**Set exercise:**
From the listing below, pull out the lines that hold "Number".

-- begin Given records --

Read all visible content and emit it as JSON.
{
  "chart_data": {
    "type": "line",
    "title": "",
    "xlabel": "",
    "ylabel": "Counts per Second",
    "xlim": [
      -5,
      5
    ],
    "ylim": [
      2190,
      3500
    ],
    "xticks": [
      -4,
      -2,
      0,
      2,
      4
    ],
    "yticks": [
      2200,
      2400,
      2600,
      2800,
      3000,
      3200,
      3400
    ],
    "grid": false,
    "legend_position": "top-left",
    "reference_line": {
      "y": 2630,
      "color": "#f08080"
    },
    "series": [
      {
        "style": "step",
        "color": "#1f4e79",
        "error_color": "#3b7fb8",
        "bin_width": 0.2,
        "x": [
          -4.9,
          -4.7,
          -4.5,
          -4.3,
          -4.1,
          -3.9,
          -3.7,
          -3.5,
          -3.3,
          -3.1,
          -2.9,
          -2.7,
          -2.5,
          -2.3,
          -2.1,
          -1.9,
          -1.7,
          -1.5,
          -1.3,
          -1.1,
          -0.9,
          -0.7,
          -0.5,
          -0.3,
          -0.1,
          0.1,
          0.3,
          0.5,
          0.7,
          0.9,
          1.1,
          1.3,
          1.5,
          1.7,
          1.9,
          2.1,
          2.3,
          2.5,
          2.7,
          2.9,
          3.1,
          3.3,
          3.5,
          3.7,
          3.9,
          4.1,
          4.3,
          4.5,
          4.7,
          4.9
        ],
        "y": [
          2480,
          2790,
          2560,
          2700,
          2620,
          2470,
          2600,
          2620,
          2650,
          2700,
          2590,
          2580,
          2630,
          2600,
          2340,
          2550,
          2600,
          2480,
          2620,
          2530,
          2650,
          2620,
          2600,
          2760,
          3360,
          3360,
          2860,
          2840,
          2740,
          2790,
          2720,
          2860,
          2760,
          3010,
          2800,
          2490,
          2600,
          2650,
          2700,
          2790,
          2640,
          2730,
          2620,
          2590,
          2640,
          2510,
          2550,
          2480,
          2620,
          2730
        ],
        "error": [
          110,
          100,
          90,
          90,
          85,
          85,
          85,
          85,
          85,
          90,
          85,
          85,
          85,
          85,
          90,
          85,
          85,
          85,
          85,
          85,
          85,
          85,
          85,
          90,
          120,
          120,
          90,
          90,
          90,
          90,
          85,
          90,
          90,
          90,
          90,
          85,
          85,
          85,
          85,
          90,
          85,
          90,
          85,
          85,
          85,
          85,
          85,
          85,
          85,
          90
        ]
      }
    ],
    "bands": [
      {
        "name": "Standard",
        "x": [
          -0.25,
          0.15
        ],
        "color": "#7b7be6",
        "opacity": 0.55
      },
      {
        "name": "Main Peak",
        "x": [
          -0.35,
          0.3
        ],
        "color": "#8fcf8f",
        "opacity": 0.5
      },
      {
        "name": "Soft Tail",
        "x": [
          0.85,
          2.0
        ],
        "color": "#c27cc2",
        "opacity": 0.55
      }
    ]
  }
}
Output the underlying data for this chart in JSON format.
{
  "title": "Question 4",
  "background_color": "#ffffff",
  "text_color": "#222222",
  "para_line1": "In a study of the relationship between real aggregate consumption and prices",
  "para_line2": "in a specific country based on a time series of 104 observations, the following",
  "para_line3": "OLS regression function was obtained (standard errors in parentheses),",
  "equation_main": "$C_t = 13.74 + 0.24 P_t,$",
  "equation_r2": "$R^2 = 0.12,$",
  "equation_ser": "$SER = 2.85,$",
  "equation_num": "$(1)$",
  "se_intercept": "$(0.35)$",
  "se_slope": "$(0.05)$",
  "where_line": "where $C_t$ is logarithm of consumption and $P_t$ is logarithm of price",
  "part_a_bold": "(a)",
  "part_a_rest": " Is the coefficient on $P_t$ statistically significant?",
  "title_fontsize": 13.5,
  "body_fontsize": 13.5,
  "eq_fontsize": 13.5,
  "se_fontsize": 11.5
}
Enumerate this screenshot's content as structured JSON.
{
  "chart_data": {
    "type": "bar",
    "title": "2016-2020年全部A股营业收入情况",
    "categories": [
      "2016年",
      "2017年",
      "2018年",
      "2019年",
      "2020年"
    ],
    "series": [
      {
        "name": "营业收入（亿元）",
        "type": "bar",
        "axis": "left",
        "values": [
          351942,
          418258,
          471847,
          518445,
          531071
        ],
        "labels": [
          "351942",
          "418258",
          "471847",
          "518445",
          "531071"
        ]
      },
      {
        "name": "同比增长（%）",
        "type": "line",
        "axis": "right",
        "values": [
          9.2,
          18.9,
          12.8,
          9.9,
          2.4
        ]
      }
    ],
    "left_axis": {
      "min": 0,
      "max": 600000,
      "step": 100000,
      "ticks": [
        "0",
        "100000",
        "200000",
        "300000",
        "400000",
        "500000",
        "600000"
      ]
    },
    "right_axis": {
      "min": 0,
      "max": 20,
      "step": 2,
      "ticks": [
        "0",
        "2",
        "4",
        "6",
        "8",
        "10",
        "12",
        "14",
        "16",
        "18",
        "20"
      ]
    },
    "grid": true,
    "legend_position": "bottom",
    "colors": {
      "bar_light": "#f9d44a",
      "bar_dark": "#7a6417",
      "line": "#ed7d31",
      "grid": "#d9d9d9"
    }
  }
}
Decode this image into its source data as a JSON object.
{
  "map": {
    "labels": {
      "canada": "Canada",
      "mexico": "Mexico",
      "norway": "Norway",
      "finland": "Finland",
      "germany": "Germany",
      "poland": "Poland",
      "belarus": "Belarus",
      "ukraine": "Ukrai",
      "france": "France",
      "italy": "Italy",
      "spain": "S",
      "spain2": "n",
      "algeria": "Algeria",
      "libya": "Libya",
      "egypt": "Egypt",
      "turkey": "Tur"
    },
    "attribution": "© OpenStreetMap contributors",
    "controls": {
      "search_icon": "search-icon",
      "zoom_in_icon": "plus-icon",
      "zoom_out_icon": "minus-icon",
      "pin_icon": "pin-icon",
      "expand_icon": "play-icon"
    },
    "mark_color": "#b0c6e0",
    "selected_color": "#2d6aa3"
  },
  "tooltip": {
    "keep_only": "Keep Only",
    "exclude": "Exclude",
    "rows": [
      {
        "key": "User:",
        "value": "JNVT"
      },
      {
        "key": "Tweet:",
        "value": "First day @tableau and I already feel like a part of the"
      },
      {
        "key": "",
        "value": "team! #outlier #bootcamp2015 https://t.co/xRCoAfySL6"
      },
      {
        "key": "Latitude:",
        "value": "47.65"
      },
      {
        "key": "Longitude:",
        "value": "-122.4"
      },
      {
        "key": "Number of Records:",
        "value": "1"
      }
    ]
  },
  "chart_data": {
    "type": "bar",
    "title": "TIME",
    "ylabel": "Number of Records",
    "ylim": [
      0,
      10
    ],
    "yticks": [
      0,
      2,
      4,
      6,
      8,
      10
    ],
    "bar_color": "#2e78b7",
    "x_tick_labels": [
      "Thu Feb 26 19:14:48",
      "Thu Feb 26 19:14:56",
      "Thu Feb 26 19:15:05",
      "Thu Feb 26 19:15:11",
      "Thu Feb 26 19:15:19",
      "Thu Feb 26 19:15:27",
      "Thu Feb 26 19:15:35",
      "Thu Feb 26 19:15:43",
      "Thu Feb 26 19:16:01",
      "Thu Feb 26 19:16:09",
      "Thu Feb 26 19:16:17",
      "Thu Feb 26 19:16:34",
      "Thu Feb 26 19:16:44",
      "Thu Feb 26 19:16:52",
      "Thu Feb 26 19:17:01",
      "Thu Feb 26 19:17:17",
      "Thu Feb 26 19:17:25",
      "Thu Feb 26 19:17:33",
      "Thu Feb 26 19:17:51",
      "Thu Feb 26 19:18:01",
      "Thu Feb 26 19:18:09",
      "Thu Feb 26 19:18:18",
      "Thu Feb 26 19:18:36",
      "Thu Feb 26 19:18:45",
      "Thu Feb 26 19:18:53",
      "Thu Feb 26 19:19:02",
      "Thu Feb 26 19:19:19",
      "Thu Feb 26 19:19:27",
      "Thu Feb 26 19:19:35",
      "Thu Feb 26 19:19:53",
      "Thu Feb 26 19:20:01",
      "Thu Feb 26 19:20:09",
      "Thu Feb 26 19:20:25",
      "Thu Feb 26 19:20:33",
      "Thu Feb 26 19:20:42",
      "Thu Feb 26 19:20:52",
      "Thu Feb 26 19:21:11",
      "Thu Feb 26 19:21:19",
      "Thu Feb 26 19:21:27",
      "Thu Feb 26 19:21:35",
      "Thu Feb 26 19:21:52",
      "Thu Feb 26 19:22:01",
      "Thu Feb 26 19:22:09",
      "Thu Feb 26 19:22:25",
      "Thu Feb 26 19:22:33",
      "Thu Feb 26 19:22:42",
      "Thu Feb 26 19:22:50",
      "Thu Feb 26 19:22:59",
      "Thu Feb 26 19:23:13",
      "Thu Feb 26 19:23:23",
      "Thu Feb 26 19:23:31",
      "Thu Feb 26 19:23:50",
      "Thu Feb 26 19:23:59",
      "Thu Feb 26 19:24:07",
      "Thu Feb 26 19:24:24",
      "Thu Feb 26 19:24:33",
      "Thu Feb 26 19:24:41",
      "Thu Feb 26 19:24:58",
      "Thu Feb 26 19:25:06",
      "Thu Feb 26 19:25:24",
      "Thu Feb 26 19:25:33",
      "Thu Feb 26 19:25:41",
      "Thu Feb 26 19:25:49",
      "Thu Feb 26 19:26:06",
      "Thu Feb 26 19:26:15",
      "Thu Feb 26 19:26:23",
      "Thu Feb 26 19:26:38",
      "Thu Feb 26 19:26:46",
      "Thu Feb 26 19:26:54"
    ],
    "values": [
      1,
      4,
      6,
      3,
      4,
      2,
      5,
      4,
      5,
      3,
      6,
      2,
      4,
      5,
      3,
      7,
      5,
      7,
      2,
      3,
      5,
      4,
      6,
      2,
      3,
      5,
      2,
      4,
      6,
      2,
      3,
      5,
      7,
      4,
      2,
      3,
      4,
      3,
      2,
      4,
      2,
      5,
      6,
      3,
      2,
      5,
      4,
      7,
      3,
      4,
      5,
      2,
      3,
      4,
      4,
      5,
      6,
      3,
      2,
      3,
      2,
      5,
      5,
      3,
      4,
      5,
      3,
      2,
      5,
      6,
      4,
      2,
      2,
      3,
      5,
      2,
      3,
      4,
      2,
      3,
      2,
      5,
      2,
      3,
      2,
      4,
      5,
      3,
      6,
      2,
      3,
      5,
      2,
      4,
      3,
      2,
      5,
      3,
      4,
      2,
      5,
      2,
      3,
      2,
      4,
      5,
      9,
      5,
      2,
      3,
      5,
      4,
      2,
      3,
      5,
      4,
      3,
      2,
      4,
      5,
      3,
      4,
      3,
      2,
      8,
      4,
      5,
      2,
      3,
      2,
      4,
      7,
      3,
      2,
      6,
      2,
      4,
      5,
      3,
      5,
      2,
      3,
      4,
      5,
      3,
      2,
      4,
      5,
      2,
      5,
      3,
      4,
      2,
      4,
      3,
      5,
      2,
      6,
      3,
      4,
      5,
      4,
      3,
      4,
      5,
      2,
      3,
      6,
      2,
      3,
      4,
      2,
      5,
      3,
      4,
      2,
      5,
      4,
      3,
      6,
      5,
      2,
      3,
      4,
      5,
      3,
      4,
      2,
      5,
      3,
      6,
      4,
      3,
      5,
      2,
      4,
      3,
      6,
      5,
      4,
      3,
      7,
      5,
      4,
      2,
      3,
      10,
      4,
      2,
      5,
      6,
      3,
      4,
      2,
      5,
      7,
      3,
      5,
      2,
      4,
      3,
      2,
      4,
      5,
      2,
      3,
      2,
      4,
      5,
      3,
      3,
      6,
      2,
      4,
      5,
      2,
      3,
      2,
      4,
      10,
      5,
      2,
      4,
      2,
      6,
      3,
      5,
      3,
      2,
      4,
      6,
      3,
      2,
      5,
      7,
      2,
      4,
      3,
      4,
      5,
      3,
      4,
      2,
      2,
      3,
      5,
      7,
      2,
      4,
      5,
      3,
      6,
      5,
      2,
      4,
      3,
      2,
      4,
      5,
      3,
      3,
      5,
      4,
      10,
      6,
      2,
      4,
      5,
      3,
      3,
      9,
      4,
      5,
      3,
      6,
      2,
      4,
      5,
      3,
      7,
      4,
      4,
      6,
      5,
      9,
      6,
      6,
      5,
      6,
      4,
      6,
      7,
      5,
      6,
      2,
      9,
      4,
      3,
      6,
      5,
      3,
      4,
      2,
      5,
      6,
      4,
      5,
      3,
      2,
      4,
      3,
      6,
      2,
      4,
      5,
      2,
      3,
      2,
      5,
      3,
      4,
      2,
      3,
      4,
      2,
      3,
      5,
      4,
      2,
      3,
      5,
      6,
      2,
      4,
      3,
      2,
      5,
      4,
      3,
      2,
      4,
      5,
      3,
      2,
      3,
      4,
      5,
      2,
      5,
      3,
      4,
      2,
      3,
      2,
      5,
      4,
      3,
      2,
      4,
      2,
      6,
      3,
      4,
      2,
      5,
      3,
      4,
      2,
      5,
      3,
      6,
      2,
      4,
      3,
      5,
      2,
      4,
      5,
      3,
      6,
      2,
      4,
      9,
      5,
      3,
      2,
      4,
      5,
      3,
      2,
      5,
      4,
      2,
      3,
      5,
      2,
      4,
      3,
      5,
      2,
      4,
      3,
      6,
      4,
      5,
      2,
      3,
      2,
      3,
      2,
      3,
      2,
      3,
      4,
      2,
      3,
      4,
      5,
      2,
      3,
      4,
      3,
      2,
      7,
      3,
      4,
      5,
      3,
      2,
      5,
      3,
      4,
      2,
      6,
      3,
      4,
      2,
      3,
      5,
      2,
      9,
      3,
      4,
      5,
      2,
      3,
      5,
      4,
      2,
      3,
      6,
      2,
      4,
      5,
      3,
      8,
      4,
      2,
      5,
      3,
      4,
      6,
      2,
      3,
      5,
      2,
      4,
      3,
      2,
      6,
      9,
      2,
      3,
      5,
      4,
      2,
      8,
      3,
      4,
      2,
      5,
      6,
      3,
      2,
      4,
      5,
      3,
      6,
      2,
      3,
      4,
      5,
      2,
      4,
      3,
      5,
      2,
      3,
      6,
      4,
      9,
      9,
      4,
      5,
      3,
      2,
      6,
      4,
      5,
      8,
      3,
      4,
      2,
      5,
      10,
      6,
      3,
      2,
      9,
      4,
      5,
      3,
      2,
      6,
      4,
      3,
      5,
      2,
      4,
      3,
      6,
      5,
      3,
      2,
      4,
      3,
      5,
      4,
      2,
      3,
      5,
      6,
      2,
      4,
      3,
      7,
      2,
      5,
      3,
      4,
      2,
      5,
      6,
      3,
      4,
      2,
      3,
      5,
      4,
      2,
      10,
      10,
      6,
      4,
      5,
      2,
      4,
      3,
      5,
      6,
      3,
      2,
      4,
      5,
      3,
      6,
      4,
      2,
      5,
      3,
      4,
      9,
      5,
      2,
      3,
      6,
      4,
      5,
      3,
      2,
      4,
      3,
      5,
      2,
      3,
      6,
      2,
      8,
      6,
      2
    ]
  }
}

-- end Given records --

**Worked answer:**
        "key": "Number of Records:",
    "ylabel": "Number of Records",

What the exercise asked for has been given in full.